Work to complete: Go through the data and copy every line exactly, but not the images.

Input for this task:
--------------------------------------------------
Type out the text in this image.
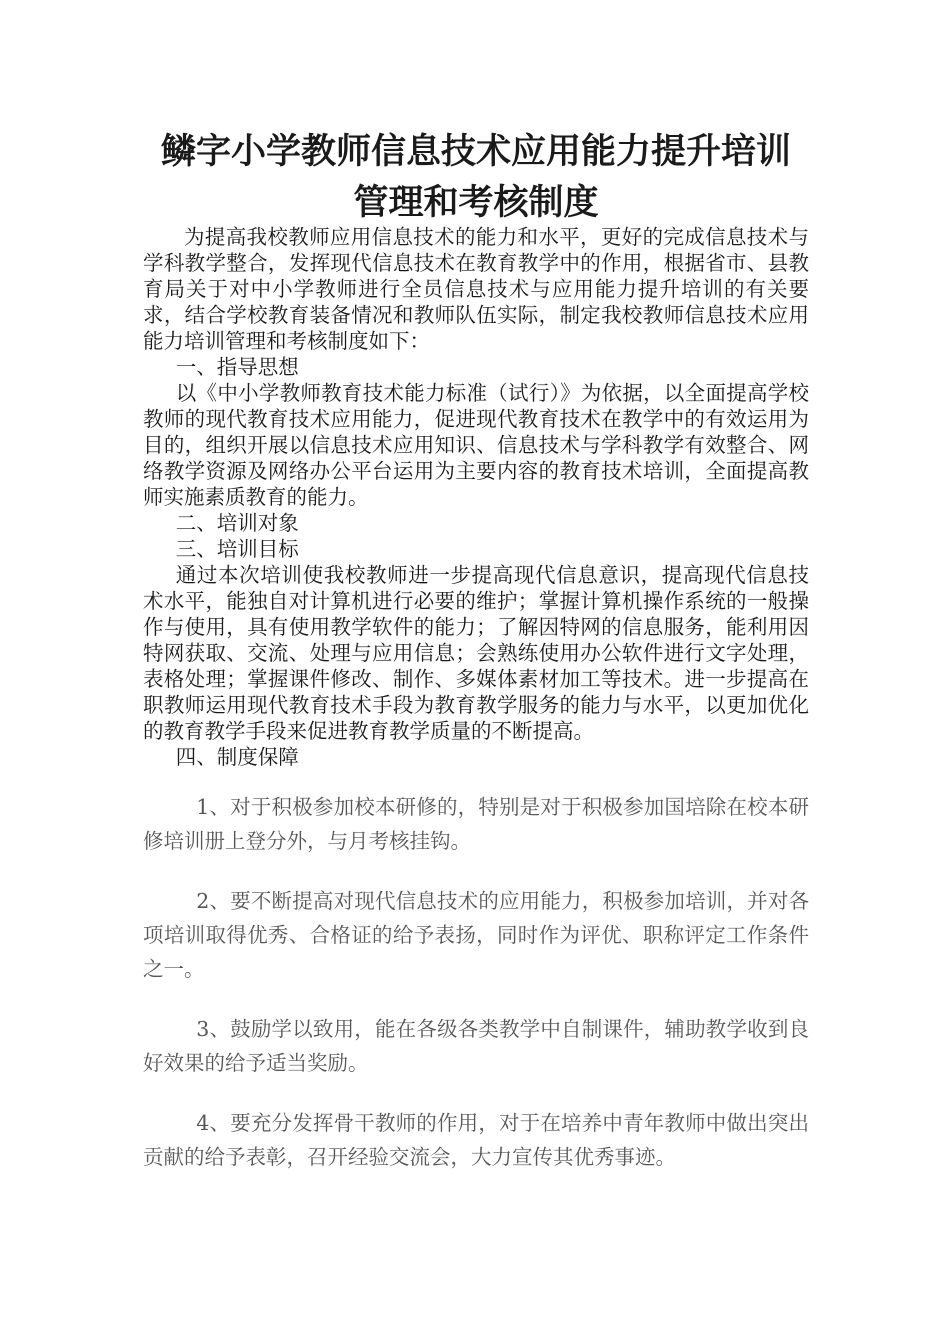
鳞字小学教师信息技术应用能力提升培训
管理和考核制度

为提高我校教师应用信息技术的能力和水平，更好的完成信息技术与学科教学整合，发挥现代信息技术在教育教学中的作用，根据省市、县教育局关于对中小学教师进行全员信息技术与应用能力提升培训的有关要求，结合学校教育装备情况和教师队伍实际，制定我校教师信息技术应用能力培训管理和考核制度如下：

一、指导思想

以《中小学教师教育技术能力标准（试行）》为依据，以全面提高学校教师的现代教育技术应用能力，促进现代教育技术在教学中的有效运用为目的，组织开展以信息技术应用知识、信息技术与学科教学有效整合、网络教学资源及网络办公平台运用为主要内容的教育技术培训，全面提高教师实施素质教育的能力。

二、培训对象

三、培训目标

通过本次培训使我校教师进一步提高现代信息意识，提高现代信息技术水平，能独自对计算机进行必要的维护；掌握计算机操作系统的一般操作与使用，具有使用教学软件的能力；了解因特网的信息服务，能利用因特网获取、交流、处理与应用信息；会熟练使用办公软件进行文字处理，表格处理；掌握课件修改、制作、多媒体素材加工等技术。进一步提高在职教师运用现代教育技术手段为教育教学服务的能力与水平，以更加优化的教育教学手段来促进教育教学质量的不断提高。

四、制度保障

1、对于积极参加校本研修的，特别是对于积极参加国培除在校本研修培训册上登分外，与月考核挂钩。

2、要不断提高对现代信息技术的应用能力，积极参加培训，并对各项培训取得优秀、合格证的给予表扬，同时作为评优、职称评定工作条件之一。

3、鼓励学以致用，能在各级各类教学中自制课件，辅助教学收到良好效果的给予适当奖励。

4、要充分发挥骨干教师的作用，对于在培养中青年教师中做出突出贡献的给予表彰，召开经验交流会，大力宣传其优秀事迹。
--------------------------------------------------
Answer to this problem:
Type out the text in this image.
鳞字小学教师信息技术应用能力提升培训
管理和考核制度

为提高我校教师应用信息技术的能力和水平，更好的完成信息技术与学科教学整合，发挥现代信息技术在教育教学中的作用，根据省市、县教育局关于对中小学教师进行全员信息技术与应用能力提升培训的有关要求，结合学校教育装备情况和教师队伍实际，制定我校教师信息技术应用能力培训管理和考核制度如下：

一、指导思想

以《中小学教师教育技术能力标准（试行）》为依据，以全面提高学校教师的现代教育技术应用能力，促进现代教育技术在教学中的有效运用为目的，组织开展以信息技术应用知识、信息技术与学科教学有效整合、网络教学资源及网络办公平台运用为主要内容的教育技术培训，全面提高教师实施素质教育的能力。

二、培训对象

三、培训目标

通过本次培训使我校教师进一步提高现代信息意识，提高现代信息技术水平，能独自对计算机进行必要的维护；掌握计算机操作系统的一般操作与使用，具有使用教学软件的能力；了解因特网的信息服务，能利用因特网获取、交流、处理与应用信息；会熟练使用办公软件进行文字处理，表格处理；掌握课件修改、制作、多媒体素材加工等技术。进一步提高在职教师运用现代教育技术手段为教育教学服务的能力与水平，以更加优化的教育教学手段来促进教育教学质量的不断提高。

四、制度保障

1、对于积极参加校本研修的，特别是对于积极参加国培除在校本研修培训册上登分外，与月考核挂钩。

2、要不断提高对现代信息技术的应用能力，积极参加培训，并对各项培训取得优秀、合格证的给予表扬，同时作为评优、职称评定工作条件之一。

3、鼓励学以致用，能在各级各类教学中自制课件，辅助教学收到良好效果的给予适当奖励。

4、要充分发挥骨干教师的作用，对于在培养中青年教师中做出突出贡献的给予表彰，召开经验交流会，大力宣传其优秀事迹。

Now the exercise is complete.